-- LISTED RECORDS start --

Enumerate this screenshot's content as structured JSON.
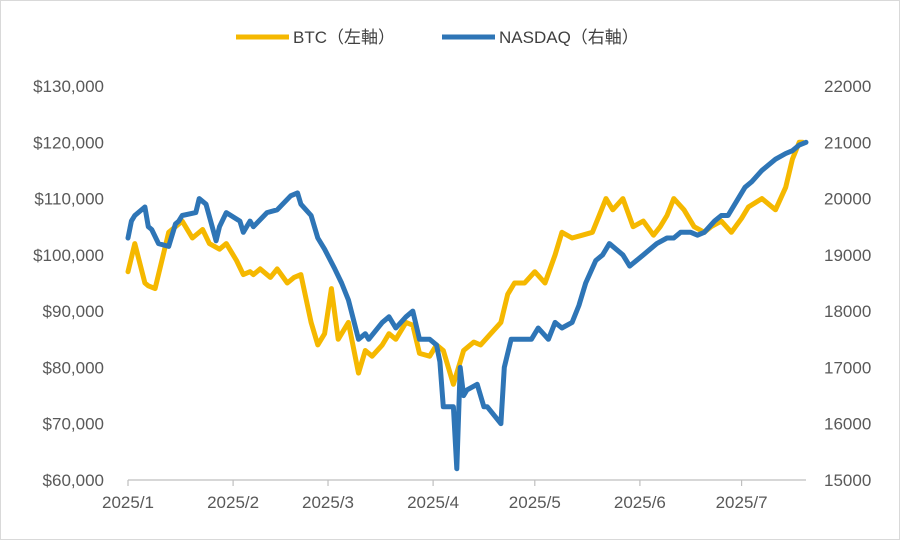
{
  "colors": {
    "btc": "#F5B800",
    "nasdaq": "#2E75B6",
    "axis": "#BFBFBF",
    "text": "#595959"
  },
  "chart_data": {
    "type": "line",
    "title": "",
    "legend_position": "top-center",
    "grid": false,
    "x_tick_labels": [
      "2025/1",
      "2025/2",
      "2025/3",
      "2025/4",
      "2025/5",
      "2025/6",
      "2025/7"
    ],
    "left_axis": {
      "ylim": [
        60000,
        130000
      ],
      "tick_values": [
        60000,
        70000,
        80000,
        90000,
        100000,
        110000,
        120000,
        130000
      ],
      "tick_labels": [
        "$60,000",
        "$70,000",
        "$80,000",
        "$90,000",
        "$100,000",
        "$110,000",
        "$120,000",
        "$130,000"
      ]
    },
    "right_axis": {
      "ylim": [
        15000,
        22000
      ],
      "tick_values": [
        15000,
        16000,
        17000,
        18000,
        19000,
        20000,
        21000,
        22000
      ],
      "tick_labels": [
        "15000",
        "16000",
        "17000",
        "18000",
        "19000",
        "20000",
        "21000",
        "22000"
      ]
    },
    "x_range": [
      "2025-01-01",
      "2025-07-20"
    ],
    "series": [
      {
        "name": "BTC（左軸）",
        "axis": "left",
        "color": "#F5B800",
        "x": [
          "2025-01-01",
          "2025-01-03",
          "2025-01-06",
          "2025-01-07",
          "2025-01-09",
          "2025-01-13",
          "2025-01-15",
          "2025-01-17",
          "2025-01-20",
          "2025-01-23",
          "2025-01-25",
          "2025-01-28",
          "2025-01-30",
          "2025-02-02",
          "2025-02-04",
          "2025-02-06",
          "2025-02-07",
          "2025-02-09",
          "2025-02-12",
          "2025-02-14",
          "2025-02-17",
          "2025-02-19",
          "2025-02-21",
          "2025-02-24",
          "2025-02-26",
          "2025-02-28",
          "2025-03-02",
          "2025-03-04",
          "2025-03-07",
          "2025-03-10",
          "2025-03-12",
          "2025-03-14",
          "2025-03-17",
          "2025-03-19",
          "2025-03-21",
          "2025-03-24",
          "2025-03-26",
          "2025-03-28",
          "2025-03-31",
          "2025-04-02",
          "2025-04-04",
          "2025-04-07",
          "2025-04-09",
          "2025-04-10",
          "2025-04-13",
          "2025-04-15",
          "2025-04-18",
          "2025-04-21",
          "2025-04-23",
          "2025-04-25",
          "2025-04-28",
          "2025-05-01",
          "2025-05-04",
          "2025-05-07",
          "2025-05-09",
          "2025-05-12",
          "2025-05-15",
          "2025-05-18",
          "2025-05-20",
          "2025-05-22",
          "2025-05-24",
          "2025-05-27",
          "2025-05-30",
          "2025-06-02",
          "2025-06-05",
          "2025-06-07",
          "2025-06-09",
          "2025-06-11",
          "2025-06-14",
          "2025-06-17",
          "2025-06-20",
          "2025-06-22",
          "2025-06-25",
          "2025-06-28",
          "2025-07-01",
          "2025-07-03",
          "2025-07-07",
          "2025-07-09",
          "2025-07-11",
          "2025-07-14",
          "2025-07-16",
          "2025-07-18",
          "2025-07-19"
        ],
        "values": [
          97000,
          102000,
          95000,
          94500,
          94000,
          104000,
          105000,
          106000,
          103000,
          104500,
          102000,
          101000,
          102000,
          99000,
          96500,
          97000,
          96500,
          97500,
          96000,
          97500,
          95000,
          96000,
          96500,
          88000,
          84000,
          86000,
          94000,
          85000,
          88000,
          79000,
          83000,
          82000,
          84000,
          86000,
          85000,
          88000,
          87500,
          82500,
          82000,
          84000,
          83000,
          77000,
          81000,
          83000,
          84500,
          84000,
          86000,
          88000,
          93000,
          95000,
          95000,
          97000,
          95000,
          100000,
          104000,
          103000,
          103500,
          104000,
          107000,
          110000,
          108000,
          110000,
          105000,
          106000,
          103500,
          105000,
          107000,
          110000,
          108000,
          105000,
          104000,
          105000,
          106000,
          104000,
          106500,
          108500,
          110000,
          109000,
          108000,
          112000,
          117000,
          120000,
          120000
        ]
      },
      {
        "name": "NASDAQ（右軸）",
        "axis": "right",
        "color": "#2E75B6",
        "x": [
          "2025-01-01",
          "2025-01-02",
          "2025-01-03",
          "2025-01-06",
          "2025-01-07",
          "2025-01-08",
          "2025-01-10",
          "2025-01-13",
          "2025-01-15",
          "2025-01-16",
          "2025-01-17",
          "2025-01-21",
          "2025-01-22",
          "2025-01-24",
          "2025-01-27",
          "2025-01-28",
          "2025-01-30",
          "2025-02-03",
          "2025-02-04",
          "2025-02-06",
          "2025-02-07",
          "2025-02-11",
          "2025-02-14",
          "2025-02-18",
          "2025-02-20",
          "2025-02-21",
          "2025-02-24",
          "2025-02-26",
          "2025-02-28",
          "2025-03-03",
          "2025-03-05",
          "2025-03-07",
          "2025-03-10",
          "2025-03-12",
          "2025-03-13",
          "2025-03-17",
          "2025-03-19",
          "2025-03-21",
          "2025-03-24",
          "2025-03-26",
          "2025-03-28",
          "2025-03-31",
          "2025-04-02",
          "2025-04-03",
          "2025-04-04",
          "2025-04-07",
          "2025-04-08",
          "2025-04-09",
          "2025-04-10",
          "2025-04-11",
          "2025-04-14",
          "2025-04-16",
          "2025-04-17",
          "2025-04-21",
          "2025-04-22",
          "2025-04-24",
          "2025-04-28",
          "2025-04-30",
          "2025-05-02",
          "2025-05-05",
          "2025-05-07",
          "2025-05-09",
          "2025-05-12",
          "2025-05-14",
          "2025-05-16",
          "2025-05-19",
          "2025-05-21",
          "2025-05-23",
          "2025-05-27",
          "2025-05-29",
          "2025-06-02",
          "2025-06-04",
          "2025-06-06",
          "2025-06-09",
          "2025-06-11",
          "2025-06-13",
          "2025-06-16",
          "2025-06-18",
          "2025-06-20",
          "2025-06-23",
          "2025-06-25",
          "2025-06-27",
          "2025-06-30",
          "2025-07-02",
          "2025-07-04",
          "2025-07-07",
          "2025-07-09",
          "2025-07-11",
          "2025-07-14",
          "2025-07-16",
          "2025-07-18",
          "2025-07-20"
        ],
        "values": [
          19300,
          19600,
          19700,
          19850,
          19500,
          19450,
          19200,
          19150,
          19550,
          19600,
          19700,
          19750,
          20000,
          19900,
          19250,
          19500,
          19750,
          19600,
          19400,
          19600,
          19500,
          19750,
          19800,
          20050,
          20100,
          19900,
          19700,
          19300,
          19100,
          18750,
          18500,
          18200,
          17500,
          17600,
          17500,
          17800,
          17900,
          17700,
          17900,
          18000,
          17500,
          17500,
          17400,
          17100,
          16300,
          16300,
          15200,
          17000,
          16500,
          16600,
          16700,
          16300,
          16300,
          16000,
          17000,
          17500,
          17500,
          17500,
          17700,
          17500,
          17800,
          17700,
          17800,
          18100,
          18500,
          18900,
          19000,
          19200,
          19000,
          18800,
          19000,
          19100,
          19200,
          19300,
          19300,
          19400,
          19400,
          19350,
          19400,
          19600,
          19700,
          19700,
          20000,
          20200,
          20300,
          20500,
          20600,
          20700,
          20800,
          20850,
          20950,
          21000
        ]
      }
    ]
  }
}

-- LISTED RECORDS end --

## WORK TO COMPLETE
Leave the pictures out and copy the rest of the data exactly.

## OUTPUT OF THE TASK
Enumerate this screenshot's content as structured JSON.
{
  "colors": {
    "btc": "#F5B800",
    "nasdaq": "#2E75B6",
    "axis": "#BFBFBF",
    "text": "#595959"
  },
  "chart_data": {
    "type": "line",
    "title": "",
    "legend_position": "top-center",
    "grid": false,
    "x_tick_labels": [
      "2025/1",
      "2025/2",
      "2025/3",
      "2025/4",
      "2025/5",
      "2025/6",
      "2025/7"
    ],
    "left_axis": {
      "ylim": [
        60000,
        130000
      ],
      "tick_values": [
        60000,
        70000,
        80000,
        90000,
        100000,
        110000,
        120000,
        130000
      ],
      "tick_labels": [
        "$60,000",
        "$70,000",
        "$80,000",
        "$90,000",
        "$100,000",
        "$110,000",
        "$120,000",
        "$130,000"
      ]
    },
    "right_axis": {
      "ylim": [
        15000,
        22000
      ],
      "tick_values": [
        15000,
        16000,
        17000,
        18000,
        19000,
        20000,
        21000,
        22000
      ],
      "tick_labels": [
        "15000",
        "16000",
        "17000",
        "18000",
        "19000",
        "20000",
        "21000",
        "22000"
      ]
    },
    "x_range": [
      "2025-01-01",
      "2025-07-20"
    ],
    "series": [
      {
        "name": "BTC（左軸）",
        "axis": "left",
        "color": "#F5B800",
        "x": [
          "2025-01-01",
          "2025-01-03",
          "2025-01-06",
          "2025-01-07",
          "2025-01-09",
          "2025-01-13",
          "2025-01-15",
          "2025-01-17",
          "2025-01-20",
          "2025-01-23",
          "2025-01-25",
          "2025-01-28",
          "2025-01-30",
          "2025-02-02",
          "2025-02-04",
          "2025-02-06",
          "2025-02-07",
          "2025-02-09",
          "2025-02-12",
          "2025-02-14",
          "2025-02-17",
          "2025-02-19",
          "2025-02-21",
          "2025-02-24",
          "2025-02-26",
          "2025-02-28",
          "2025-03-02",
          "2025-03-04",
          "2025-03-07",
          "2025-03-10",
          "2025-03-12",
          "2025-03-14",
          "2025-03-17",
          "2025-03-19",
          "2025-03-21",
          "2025-03-24",
          "2025-03-26",
          "2025-03-28",
          "2025-03-31",
          "2025-04-02",
          "2025-04-04",
          "2025-04-07",
          "2025-04-09",
          "2025-04-10",
          "2025-04-13",
          "2025-04-15",
          "2025-04-18",
          "2025-04-21",
          "2025-04-23",
          "2025-04-25",
          "2025-04-28",
          "2025-05-01",
          "2025-05-04",
          "2025-05-07",
          "2025-05-09",
          "2025-05-12",
          "2025-05-15",
          "2025-05-18",
          "2025-05-20",
          "2025-05-22",
          "2025-05-24",
          "2025-05-27",
          "2025-05-30",
          "2025-06-02",
          "2025-06-05",
          "2025-06-07",
          "2025-06-09",
          "2025-06-11",
          "2025-06-14",
          "2025-06-17",
          "2025-06-20",
          "2025-06-22",
          "2025-06-25",
          "2025-06-28",
          "2025-07-01",
          "2025-07-03",
          "2025-07-07",
          "2025-07-09",
          "2025-07-11",
          "2025-07-14",
          "2025-07-16",
          "2025-07-18",
          "2025-07-19"
        ],
        "values": [
          97000,
          102000,
          95000,
          94500,
          94000,
          104000,
          105000,
          106000,
          103000,
          104500,
          102000,
          101000,
          102000,
          99000,
          96500,
          97000,
          96500,
          97500,
          96000,
          97500,
          95000,
          96000,
          96500,
          88000,
          84000,
          86000,
          94000,
          85000,
          88000,
          79000,
          83000,
          82000,
          84000,
          86000,
          85000,
          88000,
          87500,
          82500,
          82000,
          84000,
          83000,
          77000,
          81000,
          83000,
          84500,
          84000,
          86000,
          88000,
          93000,
          95000,
          95000,
          97000,
          95000,
          100000,
          104000,
          103000,
          103500,
          104000,
          107000,
          110000,
          108000,
          110000,
          105000,
          106000,
          103500,
          105000,
          107000,
          110000,
          108000,
          105000,
          104000,
          105000,
          106000,
          104000,
          106500,
          108500,
          110000,
          109000,
          108000,
          112000,
          117000,
          120000,
          120000
        ]
      },
      {
        "name": "NASDAQ（右軸）",
        "axis": "right",
        "color": "#2E75B6",
        "x": [
          "2025-01-01",
          "2025-01-02",
          "2025-01-03",
          "2025-01-06",
          "2025-01-07",
          "2025-01-08",
          "2025-01-10",
          "2025-01-13",
          "2025-01-15",
          "2025-01-16",
          "2025-01-17",
          "2025-01-21",
          "2025-01-22",
          "2025-01-24",
          "2025-01-27",
          "2025-01-28",
          "2025-01-30",
          "2025-02-03",
          "2025-02-04",
          "2025-02-06",
          "2025-02-07",
          "2025-02-11",
          "2025-02-14",
          "2025-02-18",
          "2025-02-20",
          "2025-02-21",
          "2025-02-24",
          "2025-02-26",
          "2025-02-28",
          "2025-03-03",
          "2025-03-05",
          "2025-03-07",
          "2025-03-10",
          "2025-03-12",
          "2025-03-13",
          "2025-03-17",
          "2025-03-19",
          "2025-03-21",
          "2025-03-24",
          "2025-03-26",
          "2025-03-28",
          "2025-03-31",
          "2025-04-02",
          "2025-04-03",
          "2025-04-04",
          "2025-04-07",
          "2025-04-08",
          "2025-04-09",
          "2025-04-10",
          "2025-04-11",
          "2025-04-14",
          "2025-04-16",
          "2025-04-17",
          "2025-04-21",
          "2025-04-22",
          "2025-04-24",
          "2025-04-28",
          "2025-04-30",
          "2025-05-02",
          "2025-05-05",
          "2025-05-07",
          "2025-05-09",
          "2025-05-12",
          "2025-05-14",
          "2025-05-16",
          "2025-05-19",
          "2025-05-21",
          "2025-05-23",
          "2025-05-27",
          "2025-05-29",
          "2025-06-02",
          "2025-06-04",
          "2025-06-06",
          "2025-06-09",
          "2025-06-11",
          "2025-06-13",
          "2025-06-16",
          "2025-06-18",
          "2025-06-20",
          "2025-06-23",
          "2025-06-25",
          "2025-06-27",
          "2025-06-30",
          "2025-07-02",
          "2025-07-04",
          "2025-07-07",
          "2025-07-09",
          "2025-07-11",
          "2025-07-14",
          "2025-07-16",
          "2025-07-18",
          "2025-07-20"
        ],
        "values": [
          19300,
          19600,
          19700,
          19850,
          19500,
          19450,
          19200,
          19150,
          19550,
          19600,
          19700,
          19750,
          20000,
          19900,
          19250,
          19500,
          19750,
          19600,
          19400,
          19600,
          19500,
          19750,
          19800,
          20050,
          20100,
          19900,
          19700,
          19300,
          19100,
          18750,
          18500,
          18200,
          17500,
          17600,
          17500,
          17800,
          17900,
          17700,
          17900,
          18000,
          17500,
          17500,
          17400,
          17100,
          16300,
          16300,
          15200,
          17000,
          16500,
          16600,
          16700,
          16300,
          16300,
          16000,
          17000,
          17500,
          17500,
          17500,
          17700,
          17500,
          17800,
          17700,
          17800,
          18100,
          18500,
          18900,
          19000,
          19200,
          19000,
          18800,
          19000,
          19100,
          19200,
          19300,
          19300,
          19400,
          19400,
          19350,
          19400,
          19600,
          19700,
          19700,
          20000,
          20200,
          20300,
          20500,
          20600,
          20700,
          20800,
          20850,
          20950,
          21000
        ]
      }
    ]
  }
}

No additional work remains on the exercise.